Requirement:
Your answer should be a single number: the count of lines holding the word "Zeitarbeit".

Material supplied:
%%
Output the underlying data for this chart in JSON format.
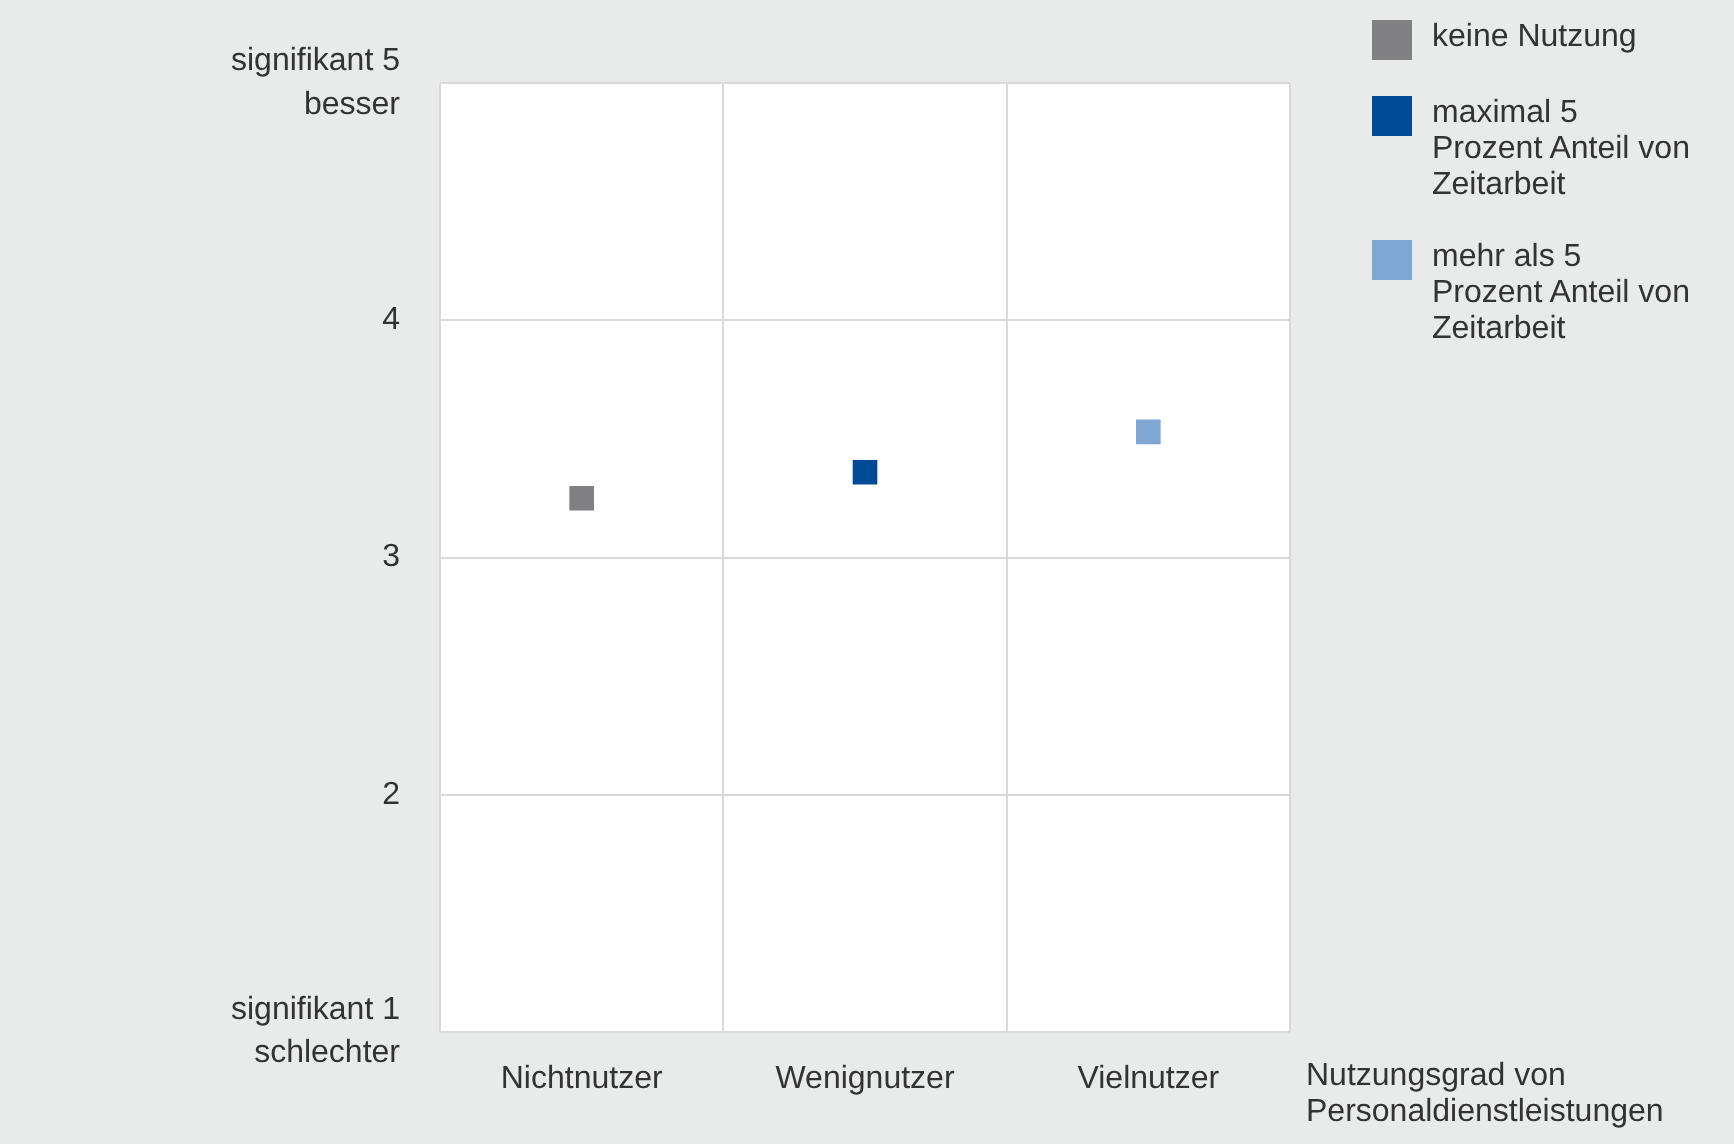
{
  "chart_data": {
    "type": "scatter",
    "xlabel": "Nutzungsgrad von Personaldienstleistungen",
    "categories": [
      "Nichtnutzer",
      "Wenignutzer",
      "Vielnutzer"
    ],
    "series": [
      {
        "name": "keine Nutzung",
        "color": "#808083",
        "values": [
          3.25,
          null,
          null
        ]
      },
      {
        "name": "maximal 5 Prozent Anteil von Zeitarbeit",
        "color": "#004b96",
        "values": [
          null,
          3.36,
          null
        ]
      },
      {
        "name": "mehr als 5 Prozent Anteil von Zeitarbeit",
        "color": "#7fa7d3",
        "values": [
          null,
          null,
          3.53
        ]
      }
    ],
    "ylim": [
      1,
      5
    ],
    "yticks": [
      {
        "value": 1,
        "label": "signifikant 1\nschlechter"
      },
      2,
      3,
      4,
      {
        "value": 5,
        "label": "signifikant 5\nbesser"
      }
    ],
    "grid": true,
    "legend": "top right",
    "marker": "square"
  }
}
%%
Written answer:
2